▶ [SET EXERCISE] Omit all pictures. Copy the rest of the material exactly.
** begin **
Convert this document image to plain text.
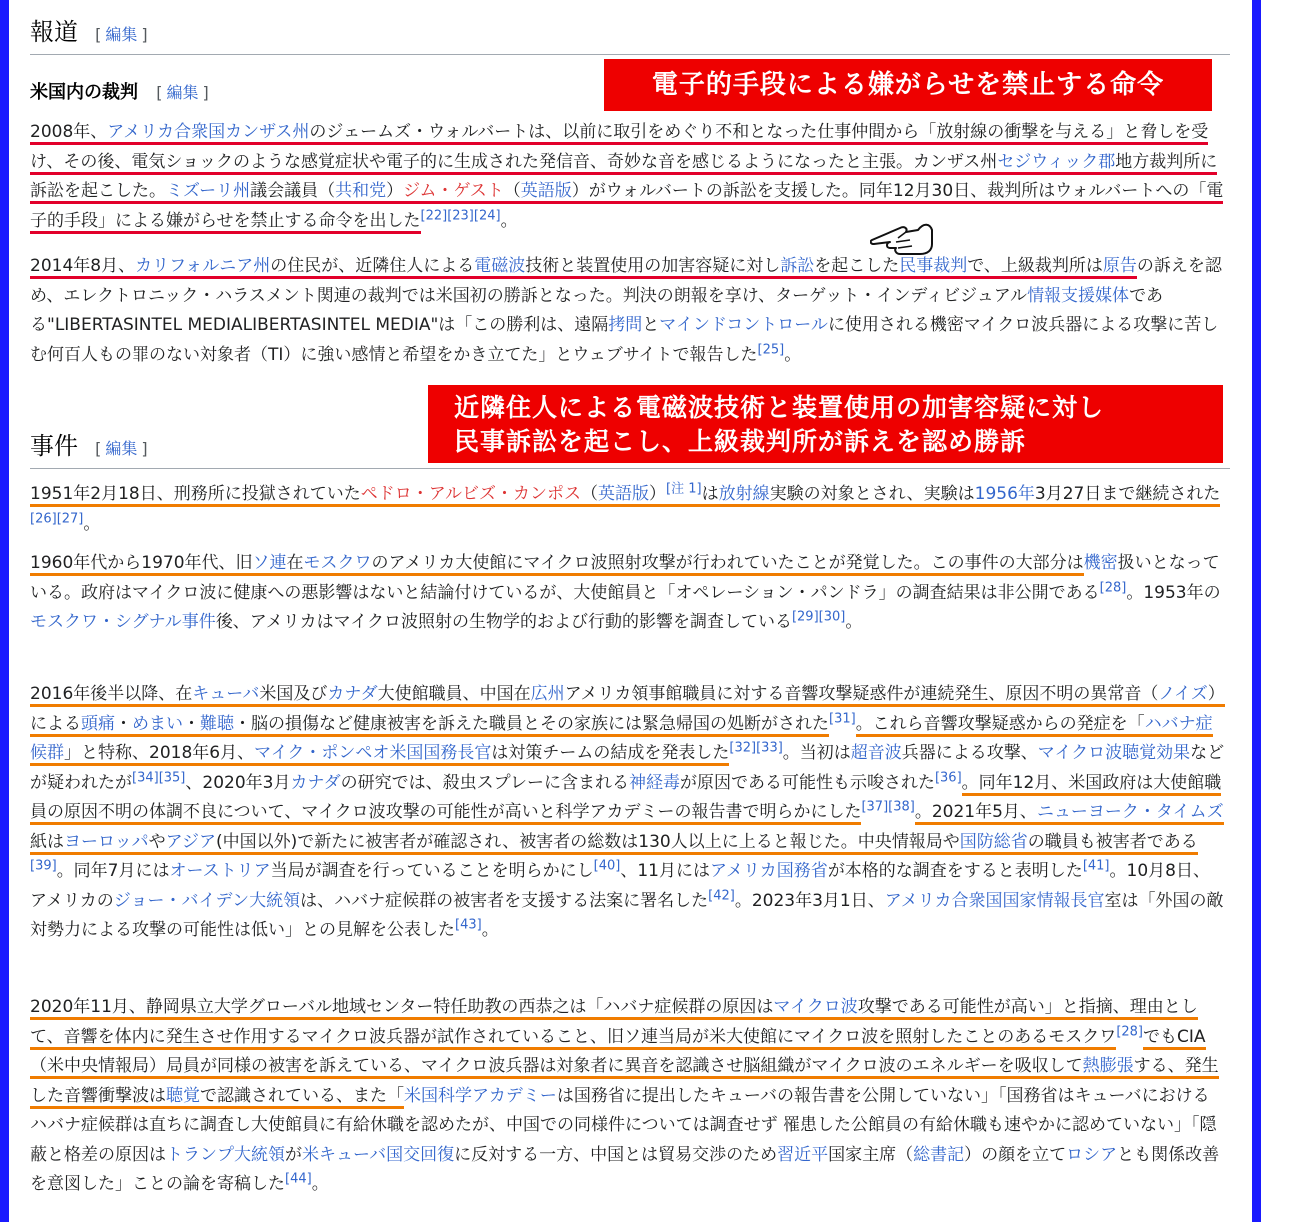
報道 [ 編集 ]
米国内の裁判 [ 編集 ]

2008年、アメリカ合衆国カンザス州のジェームズ・ウォルバートは、以前に取引をめぐり不和となった仕事仲間から「放射線の衝撃を与える」と脅しを受け、その後、電気ショックのような感覚症状や電子的に生成された発信音、奇妙な音を感じるようになったと主張。カンザス州セジウィック郡地方裁判所に訴訟を起こした。ミズーリ州議会議員（共和党）ジム・ゲスト（英語版）がウォルバートの訴訟を支援した。同年12月30日、裁判所はウォルバートへの「電子的手段」による嫌がらせを禁止する命令を出した[22][23][24]。

2014年8月、カリフォルニア州の住民が、近隣住人による電磁波技術と装置使用の加害容疑に対し訴訟を起こした民事裁判で、上級裁判所は原告の訴えを認め、エレクトロニック・ハラスメント関連の裁判では米国初の勝訴となった。判決の朗報を享け、ターゲット・インディビジュアル情報支援媒体である"LIBERTASINTEL MEDIALIBERTASINTEL MEDIA"は「この勝利は、遠隔拷問とマインドコントロールに使用される機密マイクロ波兵器による攻撃に苦しむ何百人もの罪のない対象者（TI）に強い感情と希望をかき立てた」とウェブサイトで報告した[25]。

事件 [ 編集 ]

1951年2月18日、刑務所に投獄されていたペドロ・アルビズ・カンポス（英語版）[注 1]は放射線実験の対象とされ、実験は1956年3月27日まで継続された[26][27]。

1960年代から1970年代、旧ソ連在モスクワのアメリカ大使館にマイクロ波照射攻撃が行われていたことが発覚した。この事件の大部分は機密扱いとなっている。政府はマイクロ波に健康への悪影響はないと結論付けているが、大使館員と「オペレーション・パンドラ」の調査結果は非公開である[28]。1953年のモスクワ・シグナル事件後、アメリカはマイクロ波照射の生物学的および行動的影響を調査している[29][30]。

2016年後半以降、在キューバ米国及びカナダ大使館職員、中国在広州アメリカ領事館職員に対する音響攻撃疑惑件が連続発生、原因不明の異常音（ノイズ）による頭痛・めまい・難聴・脳の損傷など健康被害を訴えた職員とその家族には緊急帰国の処断がされた[31]。これら音響攻撃疑惑からの発症を「ハバナ症候群」と特称、2018年6月、マイク・ポンペオ米国国務長官は対策チームの結成を発表した[32][33]。当初は超音波兵器による攻撃、マイクロ波聴覚効果などが疑われたが[34][35]、2020年3月カナダの研究では、殺虫スプレーに含まれる神経毒が原因である可能性も示唆された[36]。同年12月、米国政府は大使館職員の原因不明の体調不良について、マイクロ波攻撃の可能性が高いと科学アカデミーの報告書で明らかにした[37][38]。2021年5月、ニューヨーク・タイムズ紙はヨーロッパやアジア(中国以外)で新たに被害者が確認され、被害者の総数は130人以上に上ると報じた。中央情報局や国防総省の職員も被害者である[39]。同年7月にはオーストリア当局が調査を行っていることを明らかにし[40]、11月にはアメリカ国務省が本格的な調査をすると表明した[41]。10月8日、アメリカのジョー・バイデン大統領は、ハバナ症候群の被害者を支援する法案に署名した[42]。2023年3月1日、アメリカ合衆国国家情報長官室は「外国の敵対勢力による攻撃の可能性は低い」との見解を公表した[43]。

2020年11月、静岡県立大学グローバル地域センター特任助教の西恭之は「ハバナ症候群の原因はマイクロ波攻撃である可能性が高い」と指摘、理由として、音響を体内に発生させ作用するマイクロ波兵器が試作されていること、旧ソ連当局が米大使館にマイクロ波を照射したことのあるモスクワ[28]でもCIA（米中央情報局）局員が同様の被害を訴えている、マイクロ波兵器は対象者に異音を認識させ脳組織がマイクロ波のエネルギーを吸収して熱膨張する、発生した音響衝撃波は聴覚で認識されている、また「米国科学アカデミーは国務省に提出したキューバの報告書を公開していない」「国務省はキューバにおけるハバナ症候群は直ちに調査し大使館員に有給休職を認めたが、中国での同様件については調査せず 罹患した公館員の有給休職も速やかに認めていない」「隠蔽と格差の原因はトランプ大統領が米キューバ国交回復に反対する一方、中国とは貿易交渉のため習近平国家主席（総書記）の顔を立てロシアとも関係改善を意図した」ことの論を寄稿した[44]。

電子的手段による嫌がらせを禁止する命令
近隣住人による電磁波技術と装置使用の加害容疑に対し
民事訴訟を起こし、上級裁判所が訴えを認め勝訴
** end **
▶ [RESPONSE TO THE TASK]
Convert this document image to plain text.
報道 [ 編集 ]
米国内の裁判 [ 編集 ]

2008年、アメリカ合衆国カンザス州のジェームズ・ウォルバートは、以前に取引をめぐり不和となった仕事仲間から「放射線の衝撃を与える」と脅しを受け、その後、電気ショックのような感覚症状や電子的に生成された発信音、奇妙な音を感じるようになったと主張。カンザス州セジウィック郡地方裁判所に訴訟を起こした。ミズーリ州議会議員（共和党）ジム・ゲスト（英語版）がウォルバートの訴訟を支援した。同年12月30日、裁判所はウォルバートへの「電子的手段」による嫌がらせを禁止する命令を出した[22][23][24]。

2014年8月、カリフォルニア州の住民が、近隣住人による電磁波技術と装置使用の加害容疑に対し訴訟を起こした民事裁判で、上級裁判所は原告の訴えを認め、エレクトロニック・ハラスメント関連の裁判では米国初の勝訴となった。判決の朗報を享け、ターゲット・インディビジュアル情報支援媒体である"LIBERTASINTEL MEDIALIBERTASINTEL MEDIA"は「この勝利は、遠隔拷問とマインドコントロールに使用される機密マイクロ波兵器による攻撃に苦しむ何百人もの罪のない対象者（TI）に強い感情と希望をかき立てた」とウェブサイトで報告した[25]。

事件 [ 編集 ]

1951年2月18日、刑務所に投獄されていたペドロ・アルビズ・カンポス（英語版）[注 1]は放射線実験の対象とされ、実験は1956年3月27日まで継続された[26][27]。

1960年代から1970年代、旧ソ連在モスクワのアメリカ大使館にマイクロ波照射攻撃が行われていたことが発覚した。この事件の大部分は機密扱いとなっている。政府はマイクロ波に健康への悪影響はないと結論付けているが、大使館員と「オペレーション・パンドラ」の調査結果は非公開である[28]。1953年のモスクワ・シグナル事件後、アメリカはマイクロ波照射の生物学的および行動的影響を調査している[29][30]。

2016年後半以降、在キューバ米国及びカナダ大使館職員、中国在広州アメリカ領事館職員に対する音響攻撃疑惑件が連続発生、原因不明の異常音（ノイズ）による頭痛・めまい・難聴・脳の損傷など健康被害を訴えた職員とその家族には緊急帰国の処断がされた[31]。これら音響攻撃疑惑からの発症を「ハバナ症候群」と特称、2018年6月、マイク・ポンペオ米国国務長官は対策チームの結成を発表した[32][33]。当初は超音波兵器による攻撃、マイクロ波聴覚効果などが疑われたが[34][35]、2020年3月カナダの研究では、殺虫スプレーに含まれる神経毒が原因である可能性も示唆された[36]。同年12月、米国政府は大使館職員の原因不明の体調不良について、マイクロ波攻撃の可能性が高いと科学アカデミーの報告書で明らかにした[37][38]。2021年5月、ニューヨーク・タイムズ紙はヨーロッパやアジア(中国以外)で新たに被害者が確認され、被害者の総数は130人以上に上ると報じた。中央情報局や国防総省の職員も被害者である[39]。同年7月にはオーストリア当局が調査を行っていることを明らかにし[40]、11月にはアメリカ国務省が本格的な調査をすると表明した[41]。10月8日、アメリカのジョー・バイデン大統領は、ハバナ症候群の被害者を支援する法案に署名した[42]。2023年3月1日、アメリカ合衆国国家情報長官室は「外国の敵対勢力による攻撃の可能性は低い」との見解を公表した[43]。

2020年11月、静岡県立大学グローバル地域センター特任助教の西恭之は「ハバナ症候群の原因はマイクロ波攻撃である可能性が高い」と指摘、理由として、音響を体内に発生させ作用するマイクロ波兵器が試作されていること、旧ソ連当局が米大使館にマイクロ波を照射したことのあるモスクワ[28]でもCIA（米中央情報局）局員が同様の被害を訴えている、マイクロ波兵器は対象者に異音を認識させ脳組織がマイクロ波のエネルギーを吸収して熱膨張する、発生した音響衝撃波は聴覚で認識されている、また「米国科学アカデミーは国務省に提出したキューバの報告書を公開していない」「国務省はキューバにおけるハバナ症候群は直ちに調査し大使館員に有給休職を認めたが、中国での同様件については調査せず 罹患した公館員の有給休職も速やかに認めていない」「隠蔽と格差の原因はトランプ大統領が米キューバ国交回復に反対する一方、中国とは貿易交渉のため習近平国家主席（総書記）の顔を立てロシアとも関係改善を意図した」ことの論を寄稿した[44]。

電子的手段による嫌がらせを禁止する命令
近隣住人による電磁波技術と装置使用の加害容疑に対し
民事訴訟を起こし、上級裁判所が訴えを認め勝訴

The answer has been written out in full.